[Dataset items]
⟨
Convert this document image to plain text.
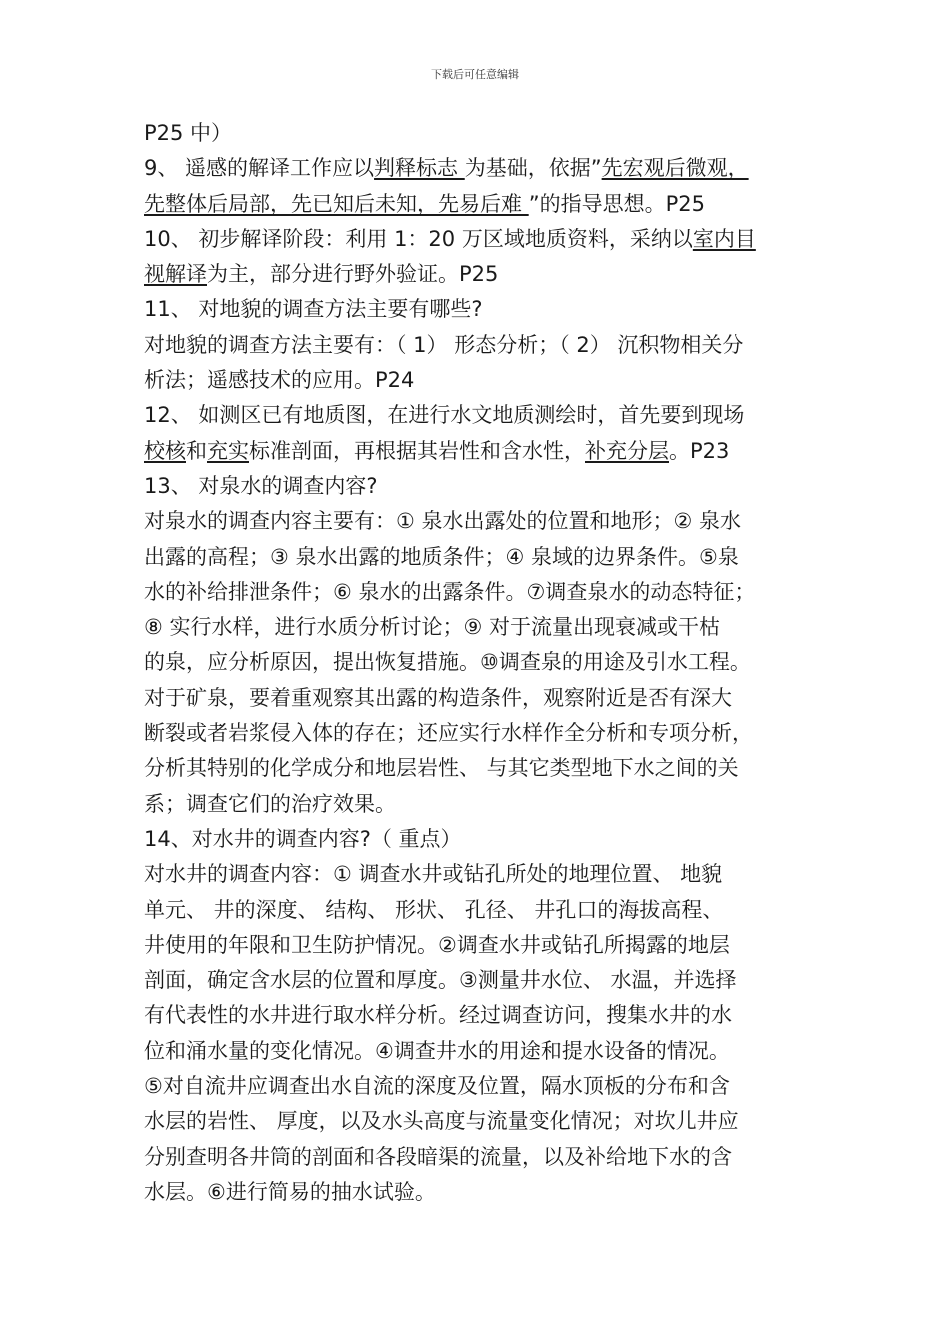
下载后可任意编辑
P25 中）
9、 遥感的解译工作应以判释标志 为基础，依据”先宏观后微观，
先整体后局部，先已知后未知，先易后难 ”的指导思想。P25
10、 初步解译阶段：利用 1：20 万区域地质资料，采纳以室内目
视解译为主，部分进行野外验证。P25
11、 对地貌的调查方法主要有哪些?
对地貌的调查方法主要有：（ 1） 形态分析；（ 2） 沉积物相关分
析法；遥感技术的应用。P24
12、 如测区已有地质图，在进行水文地质测绘时，首先要到现场
校核和充实标准剖面，再根据其岩性和含水性，补充分层。P23
13、 对泉水的调查内容?
对泉水的调查内容主要有：① 泉水出露处的位置和地形；② 泉水
出露的高程；③ 泉水出露的地质条件；④ 泉域的边界条件。⑤泉
水的补给排泄条件；⑥ 泉水的出露条件。⑦调查泉水的动态特征；
⑧ 实行水样，进行水质分析讨论；⑨ 对于流量出现衰减或干枯
的泉，应分析原因，提出恢复措施。⑩调查泉的用途及引水工程。
对于矿泉，要着重观察其出露的构造条件，观察附近是否有深大
断裂或者岩浆侵入体的存在；还应实行水样作全分析和专项分析，
分析其特别的化学成分和地层岩性、 与其它类型地下水之间的关
系；调查它们的治疗效果。
14、对水井的调查内容?（ 重点）
对水井的调查内容：① 调查水井或钻孔所处的地理位置、 地貌
单元、 井的深度、 结构、 形状、 孔径、 井孔口的海拔高程、
井使用的年限和卫生防护情况。②调查水井或钻孔所揭露的地层
剖面，确定含水层的位置和厚度。③测量井水位、 水温，并选择
有代表性的水井进行取水样分析。经过调查访问，搜集水井的水
位和涌水量的变化情况。④调查井水的用途和提水设备的情况。
⑤对自流井应调查出水自流的深度及位置，隔水顶板的分布和含
水层的岩性、 厚度，以及水头高度与流量变化情况；对坎儿井应
分别查明各井筒的剖面和各段暗渠的流量，以及补给地下水的含
水层。⑥进行简易的抽水试验。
⟩
EXERCISE DESCRIPTION: Reproduce all entries without any change, and omit the pictures.

SOLUTION TO THIS TASK:
Convert this document image to plain text.
下载后可任意编辑
P25 中）
9、 遥感的解译工作应以判释标志 为基础，依据”先宏观后微观，
先整体后局部，先已知后未知，先易后难 ”的指导思想。P25
10、 初步解译阶段：利用 1：20 万区域地质资料，采纳以室内目
视解译为主，部分进行野外验证。P25
11、 对地貌的调查方法主要有哪些?
对地貌的调查方法主要有：（ 1） 形态分析；（ 2） 沉积物相关分
析法；遥感技术的应用。P24
12、 如测区已有地质图，在进行水文地质测绘时，首先要到现场
校核和充实标准剖面，再根据其岩性和含水性，补充分层。P23
13、 对泉水的调查内容?
对泉水的调查内容主要有：① 泉水出露处的位置和地形；② 泉水
出露的高程；③ 泉水出露的地质条件；④ 泉域的边界条件。⑤泉
水的补给排泄条件；⑥ 泉水的出露条件。⑦调查泉水的动态特征；
⑧ 实行水样，进行水质分析讨论；⑨ 对于流量出现衰减或干枯
的泉，应分析原因，提出恢复措施。⑩调查泉的用途及引水工程。
对于矿泉，要着重观察其出露的构造条件，观察附近是否有深大
断裂或者岩浆侵入体的存在；还应实行水样作全分析和专项分析，
分析其特别的化学成分和地层岩性、 与其它类型地下水之间的关
系；调查它们的治疗效果。
14、对水井的调查内容?（ 重点）
对水井的调查内容：① 调查水井或钻孔所处的地理位置、 地貌
单元、 井的深度、 结构、 形状、 孔径、 井孔口的海拔高程、
井使用的年限和卫生防护情况。②调查水井或钻孔所揭露的地层
剖面，确定含水层的位置和厚度。③测量井水位、 水温，并选择
有代表性的水井进行取水样分析。经过调查访问，搜集水井的水
位和涌水量的变化情况。④调查井水的用途和提水设备的情况。
⑤对自流井应调查出水自流的深度及位置，隔水顶板的分布和含
水层的岩性、 厚度，以及水头高度与流量变化情况；对坎儿井应
分别查明各井筒的剖面和各段暗渠的流量，以及补给地下水的含
水层。⑥进行简易的抽水试验。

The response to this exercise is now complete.